- EXERCISE PROMPT -
Locate and copy each line in the data that contains the word "about".

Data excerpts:
* * *
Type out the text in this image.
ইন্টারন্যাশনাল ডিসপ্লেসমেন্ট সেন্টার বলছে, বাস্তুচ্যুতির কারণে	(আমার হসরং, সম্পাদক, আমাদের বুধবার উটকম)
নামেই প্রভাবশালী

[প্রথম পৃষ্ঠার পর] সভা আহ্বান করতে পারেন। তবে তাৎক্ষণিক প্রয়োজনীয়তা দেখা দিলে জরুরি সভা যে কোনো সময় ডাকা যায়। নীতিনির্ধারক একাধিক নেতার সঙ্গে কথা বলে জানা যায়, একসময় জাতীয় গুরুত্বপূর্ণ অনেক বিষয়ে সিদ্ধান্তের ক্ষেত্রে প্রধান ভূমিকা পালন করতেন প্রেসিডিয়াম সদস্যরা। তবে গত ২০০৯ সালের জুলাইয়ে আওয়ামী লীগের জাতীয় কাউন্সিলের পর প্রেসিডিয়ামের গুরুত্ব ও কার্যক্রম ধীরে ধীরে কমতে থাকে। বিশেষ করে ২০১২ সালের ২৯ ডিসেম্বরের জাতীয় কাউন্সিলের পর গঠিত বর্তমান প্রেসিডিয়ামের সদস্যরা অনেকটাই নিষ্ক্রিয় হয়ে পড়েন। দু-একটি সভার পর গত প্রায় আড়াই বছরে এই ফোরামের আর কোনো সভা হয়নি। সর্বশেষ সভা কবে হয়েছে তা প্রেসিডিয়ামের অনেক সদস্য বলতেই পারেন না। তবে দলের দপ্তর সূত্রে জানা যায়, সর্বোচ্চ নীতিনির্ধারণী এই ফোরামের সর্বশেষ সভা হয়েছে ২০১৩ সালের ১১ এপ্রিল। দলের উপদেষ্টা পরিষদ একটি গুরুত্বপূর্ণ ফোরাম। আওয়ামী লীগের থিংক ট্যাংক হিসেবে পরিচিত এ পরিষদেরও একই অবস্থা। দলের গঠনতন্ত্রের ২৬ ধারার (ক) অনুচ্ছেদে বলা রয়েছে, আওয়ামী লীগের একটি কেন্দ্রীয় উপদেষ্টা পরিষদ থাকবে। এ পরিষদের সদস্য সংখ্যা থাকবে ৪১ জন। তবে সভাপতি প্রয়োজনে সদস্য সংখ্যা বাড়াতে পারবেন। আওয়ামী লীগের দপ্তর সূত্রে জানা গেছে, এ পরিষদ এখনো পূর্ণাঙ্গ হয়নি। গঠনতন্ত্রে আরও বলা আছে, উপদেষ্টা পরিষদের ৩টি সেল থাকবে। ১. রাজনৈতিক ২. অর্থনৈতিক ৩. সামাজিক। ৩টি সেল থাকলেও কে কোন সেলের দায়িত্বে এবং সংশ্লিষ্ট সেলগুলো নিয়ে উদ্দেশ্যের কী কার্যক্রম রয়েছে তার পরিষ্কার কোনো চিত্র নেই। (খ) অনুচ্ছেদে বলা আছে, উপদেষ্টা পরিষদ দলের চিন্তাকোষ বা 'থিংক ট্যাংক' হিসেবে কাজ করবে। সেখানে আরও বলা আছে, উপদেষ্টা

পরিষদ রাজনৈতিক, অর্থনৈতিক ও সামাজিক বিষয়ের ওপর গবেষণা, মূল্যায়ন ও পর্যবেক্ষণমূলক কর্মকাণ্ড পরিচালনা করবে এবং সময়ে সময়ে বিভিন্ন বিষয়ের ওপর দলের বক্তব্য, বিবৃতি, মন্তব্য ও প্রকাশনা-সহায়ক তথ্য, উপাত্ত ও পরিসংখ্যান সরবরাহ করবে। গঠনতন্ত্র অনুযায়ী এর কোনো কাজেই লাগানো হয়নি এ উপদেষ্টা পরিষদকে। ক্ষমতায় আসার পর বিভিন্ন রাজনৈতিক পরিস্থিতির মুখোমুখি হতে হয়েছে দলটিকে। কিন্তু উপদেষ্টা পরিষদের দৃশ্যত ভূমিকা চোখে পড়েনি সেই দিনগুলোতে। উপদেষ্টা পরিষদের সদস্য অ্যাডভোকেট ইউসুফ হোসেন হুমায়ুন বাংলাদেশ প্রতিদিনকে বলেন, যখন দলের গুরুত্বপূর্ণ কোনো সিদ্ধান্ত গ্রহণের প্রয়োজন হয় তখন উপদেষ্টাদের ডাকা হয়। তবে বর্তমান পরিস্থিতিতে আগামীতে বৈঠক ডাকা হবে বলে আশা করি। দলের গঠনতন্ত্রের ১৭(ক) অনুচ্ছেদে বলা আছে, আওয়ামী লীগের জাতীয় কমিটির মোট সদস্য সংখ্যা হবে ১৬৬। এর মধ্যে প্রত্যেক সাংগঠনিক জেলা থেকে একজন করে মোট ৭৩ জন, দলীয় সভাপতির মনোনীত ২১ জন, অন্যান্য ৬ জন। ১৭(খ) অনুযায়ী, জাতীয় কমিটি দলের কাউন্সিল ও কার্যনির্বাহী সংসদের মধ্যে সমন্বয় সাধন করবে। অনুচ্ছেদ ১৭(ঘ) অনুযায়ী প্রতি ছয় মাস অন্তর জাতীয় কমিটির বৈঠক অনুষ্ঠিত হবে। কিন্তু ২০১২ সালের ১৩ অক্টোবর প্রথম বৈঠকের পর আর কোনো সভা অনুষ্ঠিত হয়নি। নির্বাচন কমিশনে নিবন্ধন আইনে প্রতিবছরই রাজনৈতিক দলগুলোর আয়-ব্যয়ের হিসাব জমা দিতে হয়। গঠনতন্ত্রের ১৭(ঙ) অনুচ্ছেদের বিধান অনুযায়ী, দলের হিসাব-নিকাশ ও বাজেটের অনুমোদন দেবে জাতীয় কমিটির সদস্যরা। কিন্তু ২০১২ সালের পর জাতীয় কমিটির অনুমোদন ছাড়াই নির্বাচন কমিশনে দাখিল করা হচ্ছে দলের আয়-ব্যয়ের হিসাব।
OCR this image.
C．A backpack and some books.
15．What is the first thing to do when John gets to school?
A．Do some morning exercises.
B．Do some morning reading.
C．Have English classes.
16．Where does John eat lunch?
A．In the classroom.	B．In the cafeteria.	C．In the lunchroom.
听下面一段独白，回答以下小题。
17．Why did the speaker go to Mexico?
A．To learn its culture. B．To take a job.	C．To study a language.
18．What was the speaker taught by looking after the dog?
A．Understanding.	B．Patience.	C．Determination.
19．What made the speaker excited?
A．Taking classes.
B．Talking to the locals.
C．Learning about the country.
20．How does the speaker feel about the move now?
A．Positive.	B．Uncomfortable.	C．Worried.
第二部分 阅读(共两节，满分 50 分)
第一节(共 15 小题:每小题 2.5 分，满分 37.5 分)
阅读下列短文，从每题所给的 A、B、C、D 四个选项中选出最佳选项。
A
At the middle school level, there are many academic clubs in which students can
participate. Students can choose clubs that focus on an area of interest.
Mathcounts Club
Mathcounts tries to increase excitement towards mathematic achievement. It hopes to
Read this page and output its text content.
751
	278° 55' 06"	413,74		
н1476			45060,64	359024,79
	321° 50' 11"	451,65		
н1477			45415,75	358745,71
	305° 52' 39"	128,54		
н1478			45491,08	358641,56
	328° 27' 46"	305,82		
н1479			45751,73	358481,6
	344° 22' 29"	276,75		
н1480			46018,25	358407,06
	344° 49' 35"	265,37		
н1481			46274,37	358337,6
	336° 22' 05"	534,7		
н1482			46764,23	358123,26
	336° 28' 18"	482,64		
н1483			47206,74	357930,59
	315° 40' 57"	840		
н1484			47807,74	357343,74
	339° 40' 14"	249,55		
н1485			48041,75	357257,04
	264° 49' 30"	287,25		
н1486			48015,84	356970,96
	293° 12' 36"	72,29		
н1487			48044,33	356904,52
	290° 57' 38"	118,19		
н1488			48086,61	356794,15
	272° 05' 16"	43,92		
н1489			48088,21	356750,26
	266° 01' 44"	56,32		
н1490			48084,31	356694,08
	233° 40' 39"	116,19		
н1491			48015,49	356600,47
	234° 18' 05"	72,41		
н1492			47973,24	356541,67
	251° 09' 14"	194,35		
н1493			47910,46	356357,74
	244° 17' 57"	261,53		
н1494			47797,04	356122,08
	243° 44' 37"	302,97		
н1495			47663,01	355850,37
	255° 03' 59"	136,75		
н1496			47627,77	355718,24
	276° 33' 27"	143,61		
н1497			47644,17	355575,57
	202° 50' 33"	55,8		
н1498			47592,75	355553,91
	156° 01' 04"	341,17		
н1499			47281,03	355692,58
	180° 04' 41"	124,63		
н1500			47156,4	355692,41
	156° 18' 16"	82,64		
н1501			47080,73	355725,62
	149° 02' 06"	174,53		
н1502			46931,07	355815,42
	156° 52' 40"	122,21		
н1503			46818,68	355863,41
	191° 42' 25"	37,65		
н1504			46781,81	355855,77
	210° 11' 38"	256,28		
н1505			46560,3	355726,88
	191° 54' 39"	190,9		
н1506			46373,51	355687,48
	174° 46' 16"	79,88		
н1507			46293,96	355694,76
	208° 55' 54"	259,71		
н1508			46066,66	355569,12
* * *
- ANSWER BELOW -
C．Learning about the country.
20．How does the speaker feel about the move now?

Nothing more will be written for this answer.